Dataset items
** begin **

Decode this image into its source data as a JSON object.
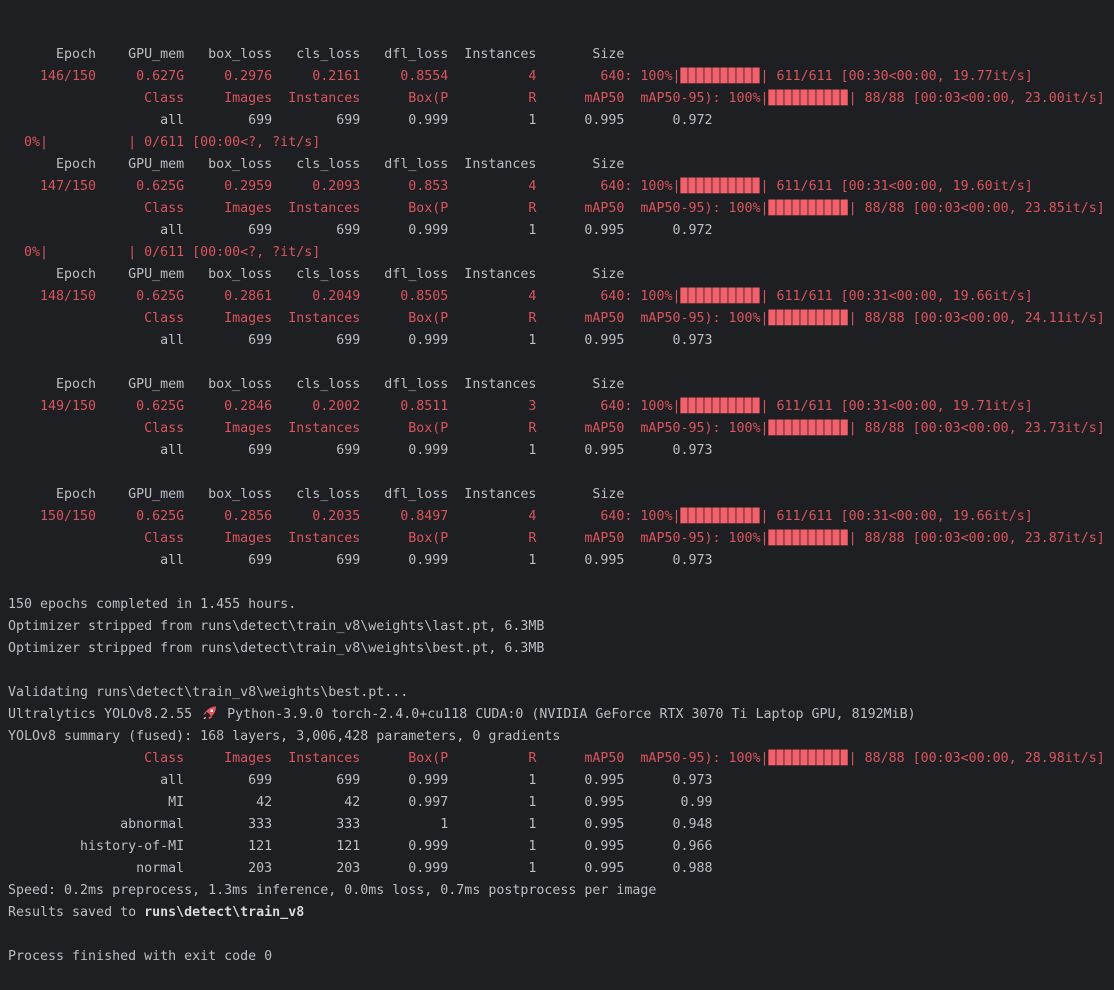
{
  "terminal": {
    "colors": {
      "background": "#1e1f22",
      "text_gray": "#bcbec4",
      "text_red": "#d9545e",
      "progress_bar_fill": "#f2606b",
      "bold_text": "#d6d9de"
    },
    "icons": {
      "rocket": "rocket-icon"
    },
    "lines": [
      {
        "name": "epoch-table-header",
        "segments": [
          {
            "style": "gray",
            "text": "      Epoch    GPU_mem   box_loss   cls_loss   dfl_loss  Instances       Size"
          }
        ]
      },
      {
        "name": "epoch-progress-row",
        "segments": [
          {
            "style": "red",
            "text": "    146/150     0.627G     0.2976     0.2161     0.8554          4        640: 100%|"
          },
          {
            "style": "bar",
            "text": "▉▉▉▉▉▉▉▉▉▉"
          },
          {
            "style": "red",
            "text": "| 611/611 [00:30<00:00, 19.77it/s]"
          }
        ]
      },
      {
        "name": "val-metrics-header",
        "segments": [
          {
            "style": "red",
            "text": "                 Class     Images  Instances      Box(P          R      mAP50  mAP50-95): 100%|"
          },
          {
            "style": "bar",
            "text": "▉▉▉▉▉▉▉▉▉▉"
          },
          {
            "style": "red",
            "text": "| 88/88 [00:03<00:00, 23.00it/s]"
          }
        ]
      },
      {
        "name": "val-all-row",
        "segments": [
          {
            "style": "gray",
            "text": "                   all        699        699      0.999          1      0.995      0.972"
          }
        ]
      },
      {
        "name": "dataloader-progress-row",
        "segments": [
          {
            "style": "red",
            "text": "  0%|          | 0/611 [00:00<?, ?it/s]"
          }
        ]
      },
      {
        "name": "epoch-table-header",
        "segments": [
          {
            "style": "gray",
            "text": "      Epoch    GPU_mem   box_loss   cls_loss   dfl_loss  Instances       Size"
          }
        ]
      },
      {
        "name": "epoch-progress-row",
        "segments": [
          {
            "style": "red",
            "text": "    147/150     0.625G     0.2959     0.2093      0.853          4        640: 100%|"
          },
          {
            "style": "bar",
            "text": "▉▉▉▉▉▉▉▉▉▉"
          },
          {
            "style": "red",
            "text": "| 611/611 [00:31<00:00, 19.60it/s]"
          }
        ]
      },
      {
        "name": "val-metrics-header",
        "segments": [
          {
            "style": "red",
            "text": "                 Class     Images  Instances      Box(P          R      mAP50  mAP50-95): 100%|"
          },
          {
            "style": "bar",
            "text": "▉▉▉▉▉▉▉▉▉▉"
          },
          {
            "style": "red",
            "text": "| 88/88 [00:03<00:00, 23.85it/s]"
          }
        ]
      },
      {
        "name": "val-all-row",
        "segments": [
          {
            "style": "gray",
            "text": "                   all        699        699      0.999          1      0.995      0.972"
          }
        ]
      },
      {
        "name": "dataloader-progress-row",
        "segments": [
          {
            "style": "red",
            "text": "  0%|          | 0/611 [00:00<?, ?it/s]"
          }
        ]
      },
      {
        "name": "epoch-table-header",
        "segments": [
          {
            "style": "gray",
            "text": "      Epoch    GPU_mem   box_loss   cls_loss   dfl_loss  Instances       Size"
          }
        ]
      },
      {
        "name": "epoch-progress-row",
        "segments": [
          {
            "style": "red",
            "text": "    148/150     0.625G     0.2861     0.2049     0.8505          4        640: 100%|"
          },
          {
            "style": "bar",
            "text": "▉▉▉▉▉▉▉▉▉▉"
          },
          {
            "style": "red",
            "text": "| 611/611 [00:31<00:00, 19.66it/s]"
          }
        ]
      },
      {
        "name": "val-metrics-header",
        "segments": [
          {
            "style": "red",
            "text": "                 Class     Images  Instances      Box(P          R      mAP50  mAP50-95): 100%|"
          },
          {
            "style": "bar",
            "text": "▉▉▉▉▉▉▉▉▉▉"
          },
          {
            "style": "red",
            "text": "| 88/88 [00:03<00:00, 24.11it/s]"
          }
        ]
      },
      {
        "name": "val-all-row",
        "segments": [
          {
            "style": "gray",
            "text": "                   all        699        699      0.999          1      0.995      0.973"
          }
        ]
      },
      {
        "name": "blank-line",
        "segments": []
      },
      {
        "name": "epoch-table-header",
        "segments": [
          {
            "style": "gray",
            "text": "      Epoch    GPU_mem   box_loss   cls_loss   dfl_loss  Instances       Size"
          }
        ]
      },
      {
        "name": "epoch-progress-row",
        "segments": [
          {
            "style": "red",
            "text": "    149/150     0.625G     0.2846     0.2002     0.8511          3        640: 100%|"
          },
          {
            "style": "bar",
            "text": "▉▉▉▉▉▉▉▉▉▉"
          },
          {
            "style": "red",
            "text": "| 611/611 [00:31<00:00, 19.71it/s]"
          }
        ]
      },
      {
        "name": "val-metrics-header",
        "segments": [
          {
            "style": "red",
            "text": "                 Class     Images  Instances      Box(P          R      mAP50  mAP50-95): 100%|"
          },
          {
            "style": "bar",
            "text": "▉▉▉▉▉▉▉▉▉▉"
          },
          {
            "style": "red",
            "text": "| 88/88 [00:03<00:00, 23.73it/s]"
          }
        ]
      },
      {
        "name": "val-all-row",
        "segments": [
          {
            "style": "gray",
            "text": "                   all        699        699      0.999          1      0.995      0.973"
          }
        ]
      },
      {
        "name": "blank-line",
        "segments": []
      },
      {
        "name": "epoch-table-header",
        "segments": [
          {
            "style": "gray",
            "text": "      Epoch    GPU_mem   box_loss   cls_loss   dfl_loss  Instances       Size"
          }
        ]
      },
      {
        "name": "epoch-progress-row",
        "segments": [
          {
            "style": "red",
            "text": "    150/150     0.625G     0.2856     0.2035     0.8497          4        640: 100%|"
          },
          {
            "style": "bar",
            "text": "▉▉▉▉▉▉▉▉▉▉"
          },
          {
            "style": "red",
            "text": "| 611/611 [00:31<00:00, 19.66it/s]"
          }
        ]
      },
      {
        "name": "val-metrics-header",
        "segments": [
          {
            "style": "red",
            "text": "                 Class     Images  Instances      Box(P          R      mAP50  mAP50-95): 100%|"
          },
          {
            "style": "bar",
            "text": "▉▉▉▉▉▉▉▉▉▉"
          },
          {
            "style": "red",
            "text": "| 88/88 [00:03<00:00, 23.87it/s]"
          }
        ]
      },
      {
        "name": "val-all-row",
        "segments": [
          {
            "style": "gray",
            "text": "                   all        699        699      0.999          1      0.995      0.973"
          }
        ]
      },
      {
        "name": "blank-line",
        "segments": []
      },
      {
        "name": "epochs-completed-line",
        "segments": [
          {
            "style": "gray",
            "text": "150 epochs completed in 1.455 hours."
          }
        ]
      },
      {
        "name": "optimizer-stripped-line",
        "segments": [
          {
            "style": "gray",
            "text": "Optimizer stripped from runs\\detect\\train_v8\\weights\\last.pt, 6.3MB"
          }
        ]
      },
      {
        "name": "optimizer-stripped-line",
        "segments": [
          {
            "style": "gray",
            "text": "Optimizer stripped from runs\\detect\\train_v8\\weights\\best.pt, 6.3MB"
          }
        ]
      },
      {
        "name": "blank-line",
        "segments": []
      },
      {
        "name": "validating-line",
        "segments": [
          {
            "style": "gray",
            "text": "Validating runs\\detect\\train_v8\\weights\\best.pt..."
          }
        ]
      },
      {
        "name": "ultralytics-version-line",
        "segments": [
          {
            "style": "gray",
            "text": "Ultralytics YOLOv8.2.55 "
          },
          {
            "style": "rocket",
            "text": "🚀"
          },
          {
            "style": "gray",
            "text": " Python-3.9.0 torch-2.4.0+cu118 CUDA:0 (NVIDIA GeForce RTX 3070 Ti Laptop GPU, 8192MiB)"
          }
        ]
      },
      {
        "name": "model-summary-line",
        "segments": [
          {
            "style": "gray",
            "text": "YOLOv8 summary (fused): 168 layers, 3,006,428 parameters, 0 gradients"
          }
        ]
      },
      {
        "name": "val-metrics-header",
        "segments": [
          {
            "style": "red",
            "text": "                 Class     Images  Instances      Box(P          R      mAP50  mAP50-95): 100%|"
          },
          {
            "style": "bar",
            "text": "▉▉▉▉▉▉▉▉▉▉"
          },
          {
            "style": "red",
            "text": "| 88/88 [00:03<00:00, 28.98it/s]"
          }
        ]
      },
      {
        "name": "val-class-row",
        "segments": [
          {
            "style": "gray",
            "text": "                   all        699        699      0.999          1      0.995      0.973"
          }
        ]
      },
      {
        "name": "val-class-row",
        "segments": [
          {
            "style": "gray",
            "text": "                    MI         42         42      0.997          1      0.995       0.99"
          }
        ]
      },
      {
        "name": "val-class-row",
        "segments": [
          {
            "style": "gray",
            "text": "              abnormal        333        333          1          1      0.995      0.948"
          }
        ]
      },
      {
        "name": "val-class-row",
        "segments": [
          {
            "style": "gray",
            "text": "         history-of-MI        121        121      0.999          1      0.995      0.966"
          }
        ]
      },
      {
        "name": "val-class-row",
        "segments": [
          {
            "style": "gray",
            "text": "                normal        203        203      0.999          1      0.995      0.988"
          }
        ]
      },
      {
        "name": "speed-line",
        "segments": [
          {
            "style": "gray",
            "text": "Speed: 0.2ms preprocess, 1.3ms inference, 0.0ms loss, 0.7ms postprocess per image"
          }
        ]
      },
      {
        "name": "results-saved-line",
        "segments": [
          {
            "style": "gray",
            "text": "Results saved to "
          },
          {
            "style": "bold",
            "text": "runs\\detect\\train_v8"
          }
        ]
      },
      {
        "name": "blank-line",
        "segments": []
      },
      {
        "name": "process-finished-line",
        "segments": [
          {
            "style": "gray",
            "text": "Process finished with exit code 0"
          }
        ]
      }
    ],
    "parsed": {
      "epoch_table_headers": [
        "Epoch",
        "GPU_mem",
        "box_loss",
        "cls_loss",
        "dfl_loss",
        "Instances",
        "Size"
      ],
      "epoch_rows": [
        {
          "epoch": "146/150",
          "gpu_mem": "0.627G",
          "box_loss": 0.2976,
          "cls_loss": 0.2161,
          "dfl_loss": 0.8554,
          "instances": 4,
          "size": 640,
          "train_progress": "100% 611/611 [00:30<00:00, 19.77it/s]",
          "val_progress": "100% 88/88 [00:03<00:00, 23.00it/s]",
          "all_row": [
            699,
            699,
            0.999,
            1,
            0.995,
            0.972
          ]
        },
        {
          "epoch": "147/150",
          "gpu_mem": "0.625G",
          "box_loss": 0.2959,
          "cls_loss": 0.2093,
          "dfl_loss": 0.853,
          "instances": 4,
          "size": 640,
          "train_progress": "100% 611/611 [00:31<00:00, 19.60it/s]",
          "val_progress": "100% 88/88 [00:03<00:00, 23.85it/s]",
          "all_row": [
            699,
            699,
            0.999,
            1,
            0.995,
            0.972
          ]
        },
        {
          "epoch": "148/150",
          "gpu_mem": "0.625G",
          "box_loss": 0.2861,
          "cls_loss": 0.2049,
          "dfl_loss": 0.8505,
          "instances": 4,
          "size": 640,
          "train_progress": "100% 611/611 [00:31<00:00, 19.66it/s]",
          "val_progress": "100% 88/88 [00:03<00:00, 24.11it/s]",
          "all_row": [
            699,
            699,
            0.999,
            1,
            0.995,
            0.973
          ]
        },
        {
          "epoch": "149/150",
          "gpu_mem": "0.625G",
          "box_loss": 0.2846,
          "cls_loss": 0.2002,
          "dfl_loss": 0.8511,
          "instances": 3,
          "size": 640,
          "train_progress": "100% 611/611 [00:31<00:00, 19.71it/s]",
          "val_progress": "100% 88/88 [00:03<00:00, 23.73it/s]",
          "all_row": [
            699,
            699,
            0.999,
            1,
            0.995,
            0.973
          ]
        },
        {
          "epoch": "150/150",
          "gpu_mem": "0.625G",
          "box_loss": 0.2856,
          "cls_loss": 0.2035,
          "dfl_loss": 0.8497,
          "instances": 4,
          "size": 640,
          "train_progress": "100% 611/611 [00:31<00:00, 19.66it/s]",
          "val_progress": "100% 88/88 [00:03<00:00, 23.87it/s]",
          "all_row": [
            699,
            699,
            0.999,
            1,
            0.995,
            0.973
          ]
        }
      ],
      "final_validation": {
        "headers": [
          "Class",
          "Images",
          "Instances",
          "Box(P",
          "R",
          "mAP50",
          "mAP50-95)"
        ],
        "rows": [
          [
            "all",
            699,
            699,
            0.999,
            1,
            0.995,
            0.973
          ],
          [
            "MI",
            42,
            42,
            0.997,
            1,
            0.995,
            0.99
          ],
          [
            "abnormal",
            333,
            333,
            1,
            1,
            0.995,
            0.948
          ],
          [
            "history-of-MI",
            121,
            121,
            0.999,
            1,
            0.995,
            0.966
          ],
          [
            "normal",
            203,
            203,
            0.999,
            1,
            0.995,
            0.988
          ]
        ]
      }
    }
  }
}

** end **

### PROBLEM STATEMENT
Review the material and copy each line in which the word "detect" appears.

### REPLY TO THE TASK
            "text": "Optimizer stripped from runs\\detect\\train_v8\\weights\\last.pt, 6.3MB"
            "text": "Optimizer stripped from runs\\detect\\train_v8\\weights\\best.pt, 6.3MB"
            "text": "Validating runs\\detect\\train_v8\\weights\\best.pt..."
            "text": "runs\\detect\\train_v8"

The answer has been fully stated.